> [Task to carry out]: Pull every line with the word "impact" out of the entries below.

> [Extracted information]:
· · · ·

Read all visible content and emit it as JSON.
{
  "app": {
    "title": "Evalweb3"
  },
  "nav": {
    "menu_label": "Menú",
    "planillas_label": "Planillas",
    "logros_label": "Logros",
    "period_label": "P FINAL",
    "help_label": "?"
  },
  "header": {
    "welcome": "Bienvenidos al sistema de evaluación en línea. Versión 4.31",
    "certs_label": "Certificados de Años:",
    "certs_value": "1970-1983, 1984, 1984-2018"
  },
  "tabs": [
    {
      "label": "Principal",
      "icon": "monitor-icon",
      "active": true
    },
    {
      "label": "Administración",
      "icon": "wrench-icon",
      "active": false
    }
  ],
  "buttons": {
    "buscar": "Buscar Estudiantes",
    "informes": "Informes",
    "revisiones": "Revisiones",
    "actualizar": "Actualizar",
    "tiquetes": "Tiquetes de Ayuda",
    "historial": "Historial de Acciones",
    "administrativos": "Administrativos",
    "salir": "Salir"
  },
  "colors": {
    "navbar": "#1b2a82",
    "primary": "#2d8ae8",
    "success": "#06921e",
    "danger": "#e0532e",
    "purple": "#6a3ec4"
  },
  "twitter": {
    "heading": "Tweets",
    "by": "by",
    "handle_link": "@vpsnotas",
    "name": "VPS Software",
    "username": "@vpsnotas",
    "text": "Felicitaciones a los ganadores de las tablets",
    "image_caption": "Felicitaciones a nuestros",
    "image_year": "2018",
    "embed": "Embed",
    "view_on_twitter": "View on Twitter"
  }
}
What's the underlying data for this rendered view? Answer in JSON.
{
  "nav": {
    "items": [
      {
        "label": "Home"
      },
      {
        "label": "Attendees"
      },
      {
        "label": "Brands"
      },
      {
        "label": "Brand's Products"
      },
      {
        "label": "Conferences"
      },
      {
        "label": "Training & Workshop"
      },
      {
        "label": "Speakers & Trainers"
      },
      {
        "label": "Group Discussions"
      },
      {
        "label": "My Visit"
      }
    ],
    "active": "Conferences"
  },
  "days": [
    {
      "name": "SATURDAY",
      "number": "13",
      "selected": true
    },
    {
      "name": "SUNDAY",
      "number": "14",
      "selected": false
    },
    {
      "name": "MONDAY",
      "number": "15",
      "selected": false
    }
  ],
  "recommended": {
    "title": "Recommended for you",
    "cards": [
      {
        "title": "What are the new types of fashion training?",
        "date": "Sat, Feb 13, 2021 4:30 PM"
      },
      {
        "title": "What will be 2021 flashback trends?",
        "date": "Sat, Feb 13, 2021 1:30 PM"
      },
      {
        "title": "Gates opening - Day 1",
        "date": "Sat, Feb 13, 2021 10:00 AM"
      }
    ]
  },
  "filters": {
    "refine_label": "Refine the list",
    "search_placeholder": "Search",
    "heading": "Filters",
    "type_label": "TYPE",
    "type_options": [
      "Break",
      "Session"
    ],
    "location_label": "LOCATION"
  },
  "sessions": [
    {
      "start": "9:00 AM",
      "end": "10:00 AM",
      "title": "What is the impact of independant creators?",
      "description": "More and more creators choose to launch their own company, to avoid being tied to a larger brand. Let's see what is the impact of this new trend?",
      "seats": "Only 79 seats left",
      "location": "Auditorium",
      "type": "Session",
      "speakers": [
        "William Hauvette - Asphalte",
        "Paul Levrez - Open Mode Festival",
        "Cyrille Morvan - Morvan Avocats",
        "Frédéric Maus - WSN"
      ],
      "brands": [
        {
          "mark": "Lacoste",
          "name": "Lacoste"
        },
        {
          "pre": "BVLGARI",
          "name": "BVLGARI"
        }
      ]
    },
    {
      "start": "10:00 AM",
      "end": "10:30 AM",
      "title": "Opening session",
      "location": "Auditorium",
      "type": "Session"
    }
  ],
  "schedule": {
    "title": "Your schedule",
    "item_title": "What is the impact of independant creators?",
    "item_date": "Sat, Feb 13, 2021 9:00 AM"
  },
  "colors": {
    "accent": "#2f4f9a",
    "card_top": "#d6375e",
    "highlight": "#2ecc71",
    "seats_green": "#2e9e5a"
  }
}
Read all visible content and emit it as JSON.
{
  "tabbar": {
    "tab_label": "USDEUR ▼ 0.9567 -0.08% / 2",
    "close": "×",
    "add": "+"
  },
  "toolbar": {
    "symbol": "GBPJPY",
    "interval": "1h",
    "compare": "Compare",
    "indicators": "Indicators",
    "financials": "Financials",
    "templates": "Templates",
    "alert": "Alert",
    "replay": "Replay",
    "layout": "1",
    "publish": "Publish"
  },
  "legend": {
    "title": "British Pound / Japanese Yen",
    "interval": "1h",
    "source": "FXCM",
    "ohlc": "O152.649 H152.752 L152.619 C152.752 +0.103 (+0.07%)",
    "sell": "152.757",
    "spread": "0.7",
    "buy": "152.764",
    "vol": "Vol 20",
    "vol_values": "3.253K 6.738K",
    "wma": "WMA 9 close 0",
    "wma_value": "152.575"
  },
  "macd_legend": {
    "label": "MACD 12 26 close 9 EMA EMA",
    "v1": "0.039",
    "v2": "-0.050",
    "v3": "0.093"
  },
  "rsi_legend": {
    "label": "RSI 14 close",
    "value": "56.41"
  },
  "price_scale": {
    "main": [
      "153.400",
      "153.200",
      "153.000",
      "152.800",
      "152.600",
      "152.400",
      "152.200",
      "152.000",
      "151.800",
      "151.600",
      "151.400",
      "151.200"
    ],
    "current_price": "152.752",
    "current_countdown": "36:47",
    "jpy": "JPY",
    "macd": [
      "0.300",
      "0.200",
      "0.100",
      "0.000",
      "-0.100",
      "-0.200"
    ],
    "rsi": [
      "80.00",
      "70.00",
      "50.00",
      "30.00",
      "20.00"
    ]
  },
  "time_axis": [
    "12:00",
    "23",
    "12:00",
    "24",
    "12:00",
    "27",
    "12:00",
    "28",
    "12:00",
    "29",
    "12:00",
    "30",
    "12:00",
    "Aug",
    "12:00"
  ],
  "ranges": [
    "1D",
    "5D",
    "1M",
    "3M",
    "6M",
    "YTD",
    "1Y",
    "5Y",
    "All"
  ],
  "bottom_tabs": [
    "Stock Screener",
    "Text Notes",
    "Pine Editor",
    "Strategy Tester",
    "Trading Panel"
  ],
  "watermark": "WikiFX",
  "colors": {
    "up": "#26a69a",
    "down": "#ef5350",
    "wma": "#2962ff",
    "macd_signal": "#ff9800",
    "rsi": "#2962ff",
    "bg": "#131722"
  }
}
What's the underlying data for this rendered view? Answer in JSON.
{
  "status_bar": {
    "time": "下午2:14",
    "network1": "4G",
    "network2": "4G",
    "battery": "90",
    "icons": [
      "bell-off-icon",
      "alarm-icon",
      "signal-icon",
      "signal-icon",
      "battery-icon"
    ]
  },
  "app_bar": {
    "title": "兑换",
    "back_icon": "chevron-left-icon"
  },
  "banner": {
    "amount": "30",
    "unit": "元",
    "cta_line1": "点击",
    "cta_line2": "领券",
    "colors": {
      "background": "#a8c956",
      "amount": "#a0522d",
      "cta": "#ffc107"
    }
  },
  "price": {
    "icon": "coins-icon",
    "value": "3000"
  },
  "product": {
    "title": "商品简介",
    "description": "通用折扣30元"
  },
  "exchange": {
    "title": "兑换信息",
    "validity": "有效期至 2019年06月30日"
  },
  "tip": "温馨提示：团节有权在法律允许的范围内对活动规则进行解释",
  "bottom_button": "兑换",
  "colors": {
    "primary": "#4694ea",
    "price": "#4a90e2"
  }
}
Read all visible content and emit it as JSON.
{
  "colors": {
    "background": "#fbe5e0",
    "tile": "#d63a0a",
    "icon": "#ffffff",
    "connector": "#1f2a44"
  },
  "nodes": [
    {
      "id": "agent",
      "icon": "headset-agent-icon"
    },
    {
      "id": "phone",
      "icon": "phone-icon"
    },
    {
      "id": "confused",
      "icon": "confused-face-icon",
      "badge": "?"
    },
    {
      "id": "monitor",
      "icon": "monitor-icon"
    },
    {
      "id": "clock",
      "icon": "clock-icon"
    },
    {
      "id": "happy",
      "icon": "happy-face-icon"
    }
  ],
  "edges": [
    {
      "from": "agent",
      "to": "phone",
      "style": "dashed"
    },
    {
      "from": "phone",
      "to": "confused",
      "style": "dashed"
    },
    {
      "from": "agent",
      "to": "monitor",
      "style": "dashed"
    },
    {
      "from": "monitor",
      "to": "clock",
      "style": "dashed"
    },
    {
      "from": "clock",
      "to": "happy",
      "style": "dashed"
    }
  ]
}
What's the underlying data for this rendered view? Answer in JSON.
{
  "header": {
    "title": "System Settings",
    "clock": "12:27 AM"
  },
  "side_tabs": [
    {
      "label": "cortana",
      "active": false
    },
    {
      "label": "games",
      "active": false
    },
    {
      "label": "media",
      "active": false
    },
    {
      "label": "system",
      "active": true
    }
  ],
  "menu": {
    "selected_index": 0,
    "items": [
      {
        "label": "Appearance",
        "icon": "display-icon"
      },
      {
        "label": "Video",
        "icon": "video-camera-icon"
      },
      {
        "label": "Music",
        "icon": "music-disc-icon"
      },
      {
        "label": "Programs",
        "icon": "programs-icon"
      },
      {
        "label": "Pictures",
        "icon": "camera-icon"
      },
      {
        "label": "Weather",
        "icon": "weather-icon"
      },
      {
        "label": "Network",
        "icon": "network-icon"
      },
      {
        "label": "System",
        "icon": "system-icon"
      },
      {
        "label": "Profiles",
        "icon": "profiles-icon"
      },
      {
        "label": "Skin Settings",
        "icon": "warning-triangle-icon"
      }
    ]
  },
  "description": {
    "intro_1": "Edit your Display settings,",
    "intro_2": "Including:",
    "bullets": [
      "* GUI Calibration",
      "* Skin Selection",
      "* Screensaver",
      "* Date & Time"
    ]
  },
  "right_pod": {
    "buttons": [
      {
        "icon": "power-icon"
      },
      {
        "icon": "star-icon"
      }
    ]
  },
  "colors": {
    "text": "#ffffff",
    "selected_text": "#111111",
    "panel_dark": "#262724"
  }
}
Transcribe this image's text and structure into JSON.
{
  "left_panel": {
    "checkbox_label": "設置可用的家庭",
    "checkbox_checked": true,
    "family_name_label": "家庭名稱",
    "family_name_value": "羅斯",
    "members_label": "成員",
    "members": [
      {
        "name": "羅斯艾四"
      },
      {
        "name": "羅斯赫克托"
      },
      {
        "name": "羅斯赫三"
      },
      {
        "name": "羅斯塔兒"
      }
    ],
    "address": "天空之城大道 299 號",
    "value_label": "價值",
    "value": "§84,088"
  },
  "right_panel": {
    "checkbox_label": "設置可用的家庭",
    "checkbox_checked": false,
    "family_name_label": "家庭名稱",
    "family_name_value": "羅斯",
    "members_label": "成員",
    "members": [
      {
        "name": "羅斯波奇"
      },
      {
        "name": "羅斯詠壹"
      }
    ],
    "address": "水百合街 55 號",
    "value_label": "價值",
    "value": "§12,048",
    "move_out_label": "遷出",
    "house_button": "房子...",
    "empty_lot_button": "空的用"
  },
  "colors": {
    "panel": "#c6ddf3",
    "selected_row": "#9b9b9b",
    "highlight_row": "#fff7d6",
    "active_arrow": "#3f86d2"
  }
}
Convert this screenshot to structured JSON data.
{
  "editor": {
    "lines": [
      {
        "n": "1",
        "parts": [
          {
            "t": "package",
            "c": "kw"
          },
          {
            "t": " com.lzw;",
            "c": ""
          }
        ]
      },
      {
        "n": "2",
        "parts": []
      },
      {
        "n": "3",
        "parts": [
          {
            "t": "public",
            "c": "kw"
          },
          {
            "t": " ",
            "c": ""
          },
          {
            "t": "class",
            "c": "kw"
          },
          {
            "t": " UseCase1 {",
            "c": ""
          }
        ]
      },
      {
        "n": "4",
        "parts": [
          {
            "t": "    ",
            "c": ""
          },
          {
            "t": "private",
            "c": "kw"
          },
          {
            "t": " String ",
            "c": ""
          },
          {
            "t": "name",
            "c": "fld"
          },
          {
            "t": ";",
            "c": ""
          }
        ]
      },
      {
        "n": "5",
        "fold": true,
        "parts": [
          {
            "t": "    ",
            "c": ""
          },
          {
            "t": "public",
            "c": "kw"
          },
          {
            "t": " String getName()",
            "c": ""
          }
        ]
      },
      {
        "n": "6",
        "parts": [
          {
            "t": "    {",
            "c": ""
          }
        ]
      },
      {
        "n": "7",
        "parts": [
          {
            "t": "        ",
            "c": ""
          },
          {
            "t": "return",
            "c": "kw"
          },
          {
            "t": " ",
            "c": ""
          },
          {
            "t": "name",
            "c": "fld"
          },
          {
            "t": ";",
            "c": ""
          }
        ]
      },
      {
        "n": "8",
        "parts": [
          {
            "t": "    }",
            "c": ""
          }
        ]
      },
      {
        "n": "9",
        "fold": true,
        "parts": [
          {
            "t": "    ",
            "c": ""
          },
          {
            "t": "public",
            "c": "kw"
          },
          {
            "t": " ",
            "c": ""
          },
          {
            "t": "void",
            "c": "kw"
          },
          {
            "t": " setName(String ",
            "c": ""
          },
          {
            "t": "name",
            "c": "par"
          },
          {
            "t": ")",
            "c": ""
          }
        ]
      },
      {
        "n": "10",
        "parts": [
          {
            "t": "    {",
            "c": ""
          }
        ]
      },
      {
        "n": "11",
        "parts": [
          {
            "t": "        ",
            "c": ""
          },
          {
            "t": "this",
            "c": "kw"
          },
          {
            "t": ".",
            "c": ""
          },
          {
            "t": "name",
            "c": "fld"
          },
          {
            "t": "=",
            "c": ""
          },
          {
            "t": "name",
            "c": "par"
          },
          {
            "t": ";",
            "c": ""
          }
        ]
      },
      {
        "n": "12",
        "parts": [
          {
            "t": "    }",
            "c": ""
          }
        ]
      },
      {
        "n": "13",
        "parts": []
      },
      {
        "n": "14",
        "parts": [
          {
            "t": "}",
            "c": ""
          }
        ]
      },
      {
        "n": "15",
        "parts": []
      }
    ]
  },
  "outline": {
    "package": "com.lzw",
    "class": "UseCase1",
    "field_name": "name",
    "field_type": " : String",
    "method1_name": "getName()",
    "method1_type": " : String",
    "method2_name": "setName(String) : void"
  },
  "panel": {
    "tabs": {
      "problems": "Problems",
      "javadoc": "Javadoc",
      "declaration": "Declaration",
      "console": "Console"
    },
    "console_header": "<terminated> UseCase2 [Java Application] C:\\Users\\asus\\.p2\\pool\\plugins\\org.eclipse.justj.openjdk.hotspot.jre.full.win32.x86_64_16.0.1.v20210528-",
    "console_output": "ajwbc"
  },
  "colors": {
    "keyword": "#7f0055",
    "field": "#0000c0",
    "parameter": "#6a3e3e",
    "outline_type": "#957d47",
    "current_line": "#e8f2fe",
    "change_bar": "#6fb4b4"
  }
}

· · · ·

> [Expected answer]:
      "title": "What is the impact of independant creators?",
      "description": "More and more creators choose to launch their own company, to avoid being tied to a larger brand. Let's see what is the impact of this new trend?",
    "item_title": "What is the impact of independant creators?",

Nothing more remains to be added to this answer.